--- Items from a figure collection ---
========================================

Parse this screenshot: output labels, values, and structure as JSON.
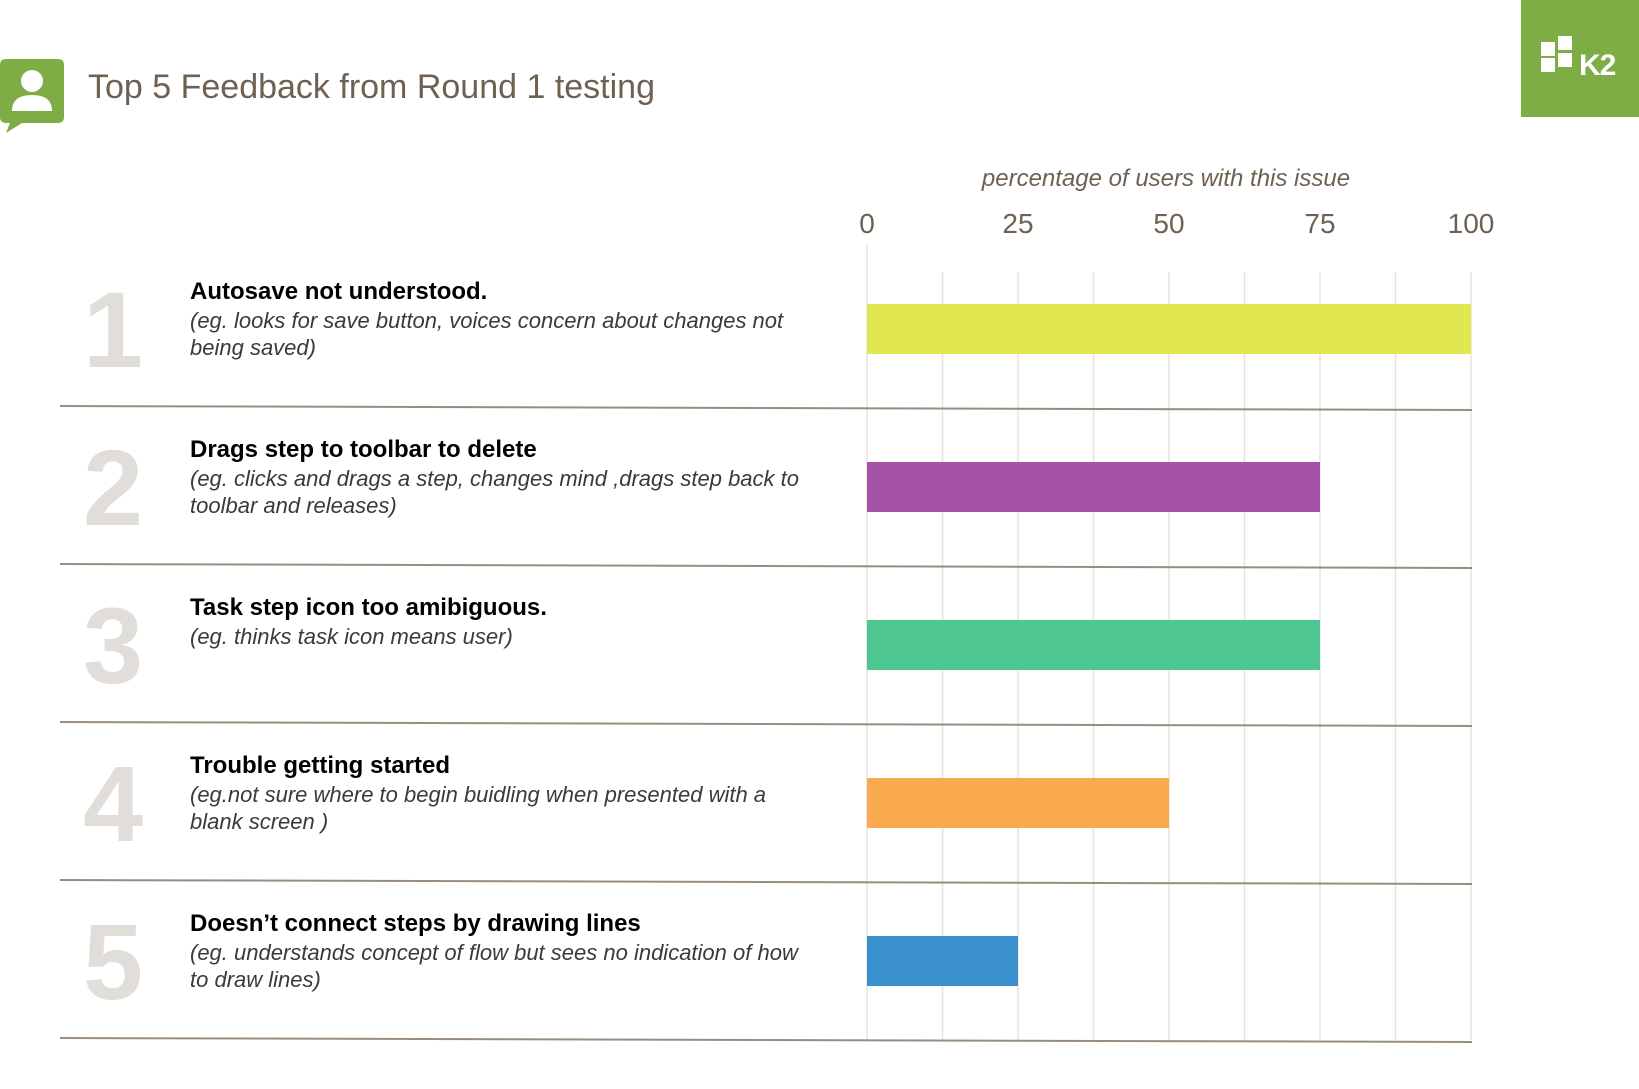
{
  "header": {
    "title": "Top 5 Feedback from Round 1 testing",
    "icon": "user-speech-bubble-icon",
    "logo_text": "K2",
    "brand_color": "#7ead45"
  },
  "chart_data": {
    "type": "bar",
    "orientation": "horizontal",
    "xlabel": "percentage of users with this issue",
    "xlim": [
      0,
      100
    ],
    "xticks": [
      "0",
      "25",
      "50",
      "75",
      "100"
    ],
    "grid": true,
    "legend": "none",
    "rows": [
      {
        "rank": "1",
        "title": "Autosave not understood.",
        "desc": "(eg. looks for save button, voices concern about changes not being saved)",
        "value": 100,
        "color": "#e1e751"
      },
      {
        "rank": "2",
        "title": "Drags step to toolbar to delete",
        "desc": "(eg. clicks and drags a step, changes mind ,drags step back to toolbar and releases)",
        "value": 75,
        "color": "#a652a6"
      },
      {
        "rank": "3",
        "title": "Task step icon too amibiguous.",
        "desc": "(eg. thinks task icon means user)",
        "value": 75,
        "color": "#4dc78f"
      },
      {
        "rank": "4",
        "title": "Trouble getting started",
        "desc": "(eg.not sure where to begin buidling when presented with a blank screen )",
        "value": 50,
        "color": "#f9a94e"
      },
      {
        "rank": "5",
        "title": "Doesn’t connect steps by drawing lines",
        "desc": "(eg. understands concept of flow but sees no indication of how to draw lines)",
        "value": 25,
        "color": "#3a8fcd"
      }
    ]
  }
}
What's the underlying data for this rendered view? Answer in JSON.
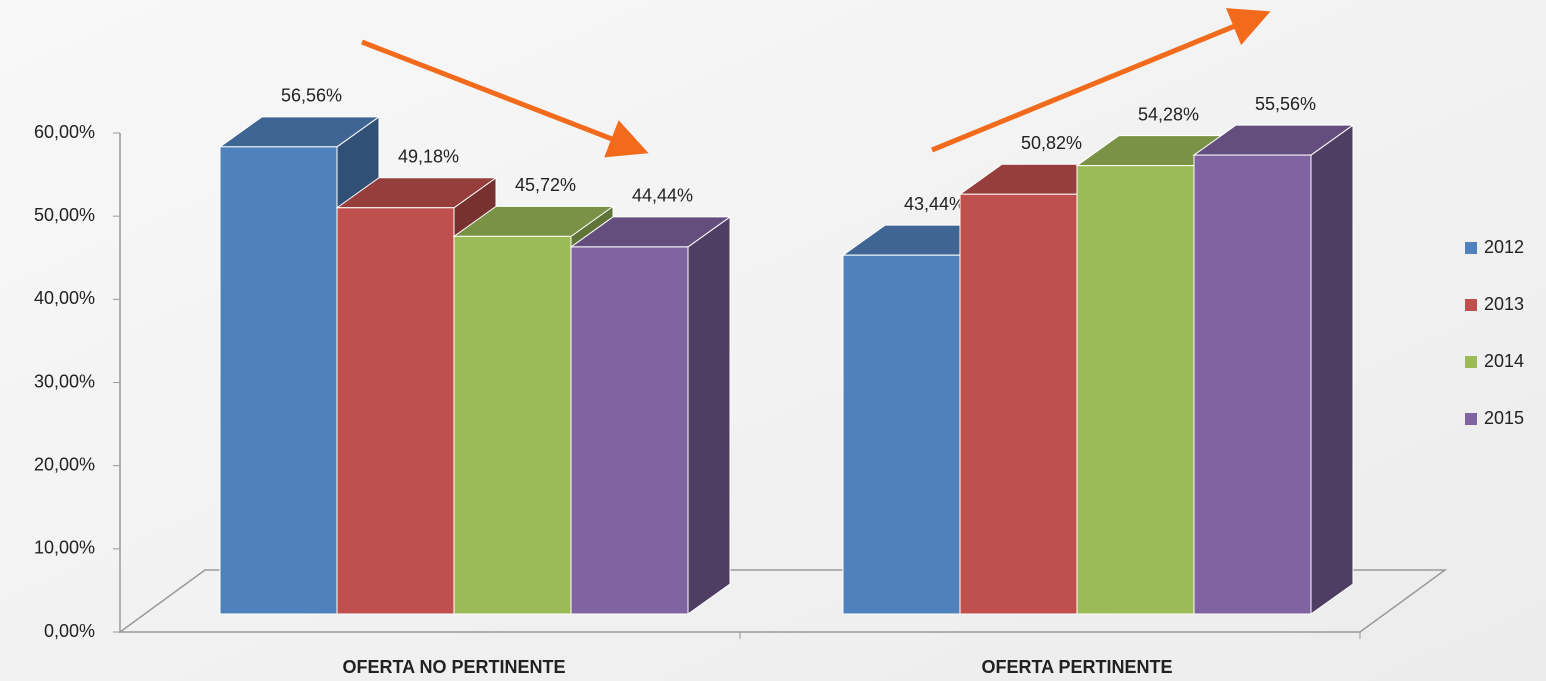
{
  "chart_data": {
    "type": "bar3d",
    "categories": [
      "OFERTA NO PERTINENTE",
      "OFERTA PERTINENTE"
    ],
    "series": [
      {
        "name": "2012",
        "color": "#4f81bd",
        "values": [
          56.56,
          43.44
        ],
        "value_labels": [
          "56,56%",
          "43,44%"
        ]
      },
      {
        "name": "2013",
        "color": "#c0504d",
        "values": [
          49.18,
          50.82
        ],
        "value_labels": [
          "49,18%",
          "50,82%"
        ]
      },
      {
        "name": "2014",
        "color": "#9bbb59",
        "values": [
          45.72,
          54.28
        ],
        "value_labels": [
          "45,72%",
          "54,28%"
        ]
      },
      {
        "name": "2015",
        "color": "#8064a2",
        "values": [
          44.44,
          55.56
        ],
        "value_labels": [
          "44,44%",
          "55,56%"
        ]
      }
    ],
    "ylim": [
      0,
      60
    ],
    "yticks": [
      {
        "value": 0,
        "label": "0,00%"
      },
      {
        "value": 10,
        "label": "10,00%"
      },
      {
        "value": 20,
        "label": "20,00%"
      },
      {
        "value": 30,
        "label": "30,00%"
      },
      {
        "value": 40,
        "label": "40,00%"
      },
      {
        "value": 50,
        "label": "50,00%"
      },
      {
        "value": 60,
        "label": "60,00%"
      }
    ],
    "legend": "right"
  }
}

========================================

--- TO BE DONE ---
Work through the data and report how many of its lines hold the word "JSON", giving only the figure.

--- SOLUTION FOR THIS PROBLEM ---
2